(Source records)
========================

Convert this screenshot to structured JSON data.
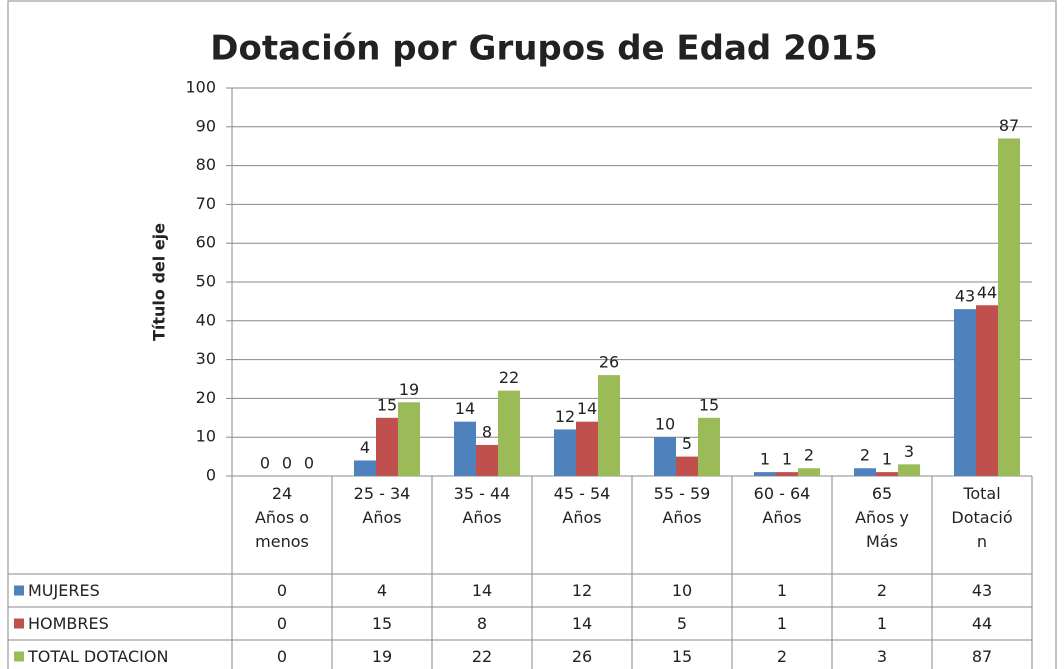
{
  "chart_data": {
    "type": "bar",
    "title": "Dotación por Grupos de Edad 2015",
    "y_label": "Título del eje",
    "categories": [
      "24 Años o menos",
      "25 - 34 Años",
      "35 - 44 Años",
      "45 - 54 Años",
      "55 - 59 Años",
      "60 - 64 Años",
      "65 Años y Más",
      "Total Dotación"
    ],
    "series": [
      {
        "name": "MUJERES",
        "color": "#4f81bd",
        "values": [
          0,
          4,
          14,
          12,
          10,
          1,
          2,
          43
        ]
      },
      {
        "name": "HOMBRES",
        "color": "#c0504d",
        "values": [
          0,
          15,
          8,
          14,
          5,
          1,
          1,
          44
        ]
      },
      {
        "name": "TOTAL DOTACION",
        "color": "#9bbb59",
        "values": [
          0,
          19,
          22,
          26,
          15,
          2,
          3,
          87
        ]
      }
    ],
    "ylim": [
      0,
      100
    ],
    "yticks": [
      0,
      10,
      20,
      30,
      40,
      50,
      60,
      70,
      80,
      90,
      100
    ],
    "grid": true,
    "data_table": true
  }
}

========================

■ **Do this**: Your task is to retype all the entries exactly and leave out any pictures.

■ **Written answer**:
Convert this screenshot to structured JSON data.
{
  "chart_data": {
    "type": "bar",
    "title": "Dotación por Grupos de Edad 2015",
    "y_label": "Título del eje",
    "categories": [
      "24 Años o menos",
      "25 - 34 Años",
      "35 - 44 Años",
      "45 - 54 Años",
      "55 - 59 Años",
      "60 - 64 Años",
      "65 Años y Más",
      "Total Dotación"
    ],
    "series": [
      {
        "name": "MUJERES",
        "color": "#4f81bd",
        "values": [
          0,
          4,
          14,
          12,
          10,
          1,
          2,
          43
        ]
      },
      {
        "name": "HOMBRES",
        "color": "#c0504d",
        "values": [
          0,
          15,
          8,
          14,
          5,
          1,
          1,
          44
        ]
      },
      {
        "name": "TOTAL DOTACION",
        "color": "#9bbb59",
        "values": [
          0,
          19,
          22,
          26,
          15,
          2,
          3,
          87
        ]
      }
    ],
    "ylim": [
      0,
      100
    ],
    "yticks": [
      0,
      10,
      20,
      30,
      40,
      50,
      60,
      70,
      80,
      90,
      100
    ],
    "grid": true,
    "data_table": true
  }
}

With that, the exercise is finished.